§ **WHAT TO WORK ON**
Repeat the whole of the data, keeping every detail the same.

--- start RECORD EXTRACTS ---

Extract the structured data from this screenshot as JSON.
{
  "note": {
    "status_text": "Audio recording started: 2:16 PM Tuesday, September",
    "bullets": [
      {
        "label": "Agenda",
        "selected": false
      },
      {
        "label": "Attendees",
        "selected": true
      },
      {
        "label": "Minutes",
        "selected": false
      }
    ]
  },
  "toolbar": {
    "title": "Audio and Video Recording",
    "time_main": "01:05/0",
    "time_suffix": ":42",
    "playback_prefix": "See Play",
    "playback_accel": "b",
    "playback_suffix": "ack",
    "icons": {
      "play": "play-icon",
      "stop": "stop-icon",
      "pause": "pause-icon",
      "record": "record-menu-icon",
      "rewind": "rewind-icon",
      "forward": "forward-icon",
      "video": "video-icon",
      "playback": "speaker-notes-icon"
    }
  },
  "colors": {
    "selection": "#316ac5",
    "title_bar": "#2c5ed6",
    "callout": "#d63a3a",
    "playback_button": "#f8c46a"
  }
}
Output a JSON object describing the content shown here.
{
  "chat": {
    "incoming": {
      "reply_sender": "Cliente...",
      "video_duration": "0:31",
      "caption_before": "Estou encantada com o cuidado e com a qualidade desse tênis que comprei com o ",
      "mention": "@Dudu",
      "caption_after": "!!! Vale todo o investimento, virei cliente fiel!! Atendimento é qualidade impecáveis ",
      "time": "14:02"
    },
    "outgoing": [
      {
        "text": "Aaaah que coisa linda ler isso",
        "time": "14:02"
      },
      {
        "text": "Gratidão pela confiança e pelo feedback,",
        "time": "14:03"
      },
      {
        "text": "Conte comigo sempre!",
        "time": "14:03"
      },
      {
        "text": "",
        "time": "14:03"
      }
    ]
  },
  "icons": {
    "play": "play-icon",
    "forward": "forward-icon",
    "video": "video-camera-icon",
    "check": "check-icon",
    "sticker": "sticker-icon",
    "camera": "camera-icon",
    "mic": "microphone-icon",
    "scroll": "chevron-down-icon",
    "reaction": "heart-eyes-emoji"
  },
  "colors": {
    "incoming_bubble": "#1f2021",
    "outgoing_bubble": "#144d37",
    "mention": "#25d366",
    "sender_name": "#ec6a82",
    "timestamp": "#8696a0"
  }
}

--- end RECORD EXTRACTS ---

§ **EXERCISE RESPONSE**
Extract the structured data from this screenshot as JSON.
{
  "note": {
    "status_text": "Audio recording started: 2:16 PM Tuesday, September",
    "bullets": [
      {
        "label": "Agenda",
        "selected": false
      },
      {
        "label": "Attendees",
        "selected": true
      },
      {
        "label": "Minutes",
        "selected": false
      }
    ]
  },
  "toolbar": {
    "title": "Audio and Video Recording",
    "time_main": "01:05/0",
    "time_suffix": ":42",
    "playback_prefix": "See Play",
    "playback_accel": "b",
    "playback_suffix": "ack",
    "icons": {
      "play": "play-icon",
      "stop": "stop-icon",
      "pause": "pause-icon",
      "record": "record-menu-icon",
      "rewind": "rewind-icon",
      "forward": "forward-icon",
      "video": "video-icon",
      "playback": "speaker-notes-icon"
    }
  },
  "colors": {
    "selection": "#316ac5",
    "title_bar": "#2c5ed6",
    "callout": "#d63a3a",
    "playback_button": "#f8c46a"
  }
}
Output a JSON object describing the content shown here.
{
  "chat": {
    "incoming": {
      "reply_sender": "Cliente...",
      "video_duration": "0:31",
      "caption_before": "Estou encantada com o cuidado e com a qualidade desse tênis que comprei com o ",
      "mention": "@Dudu",
      "caption_after": "!!! Vale todo o investimento, virei cliente fiel!! Atendimento é qualidade impecáveis ",
      "time": "14:02"
    },
    "outgoing": [
      {
        "text": "Aaaah que coisa linda ler isso",
        "time": "14:02"
      },
      {
        "text": "Gratidão pela confiança e pelo feedback,",
        "time": "14:03"
      },
      {
        "text": "Conte comigo sempre!",
        "time": "14:03"
      },
      {
        "text": "",
        "time": "14:03"
      }
    ]
  },
  "icons": {
    "play": "play-icon",
    "forward": "forward-icon",
    "video": "video-camera-icon",
    "check": "check-icon",
    "sticker": "sticker-icon",
    "camera": "camera-icon",
    "mic": "microphone-icon",
    "scroll": "chevron-down-icon",
    "reaction": "heart-eyes-emoji"
  },
  "colors": {
    "incoming_bubble": "#1f2021",
    "outgoing_bubble": "#144d37",
    "mention": "#25d366",
    "sender_name": "#ec6a82",
    "timestamp": "#8696a0"
  }
}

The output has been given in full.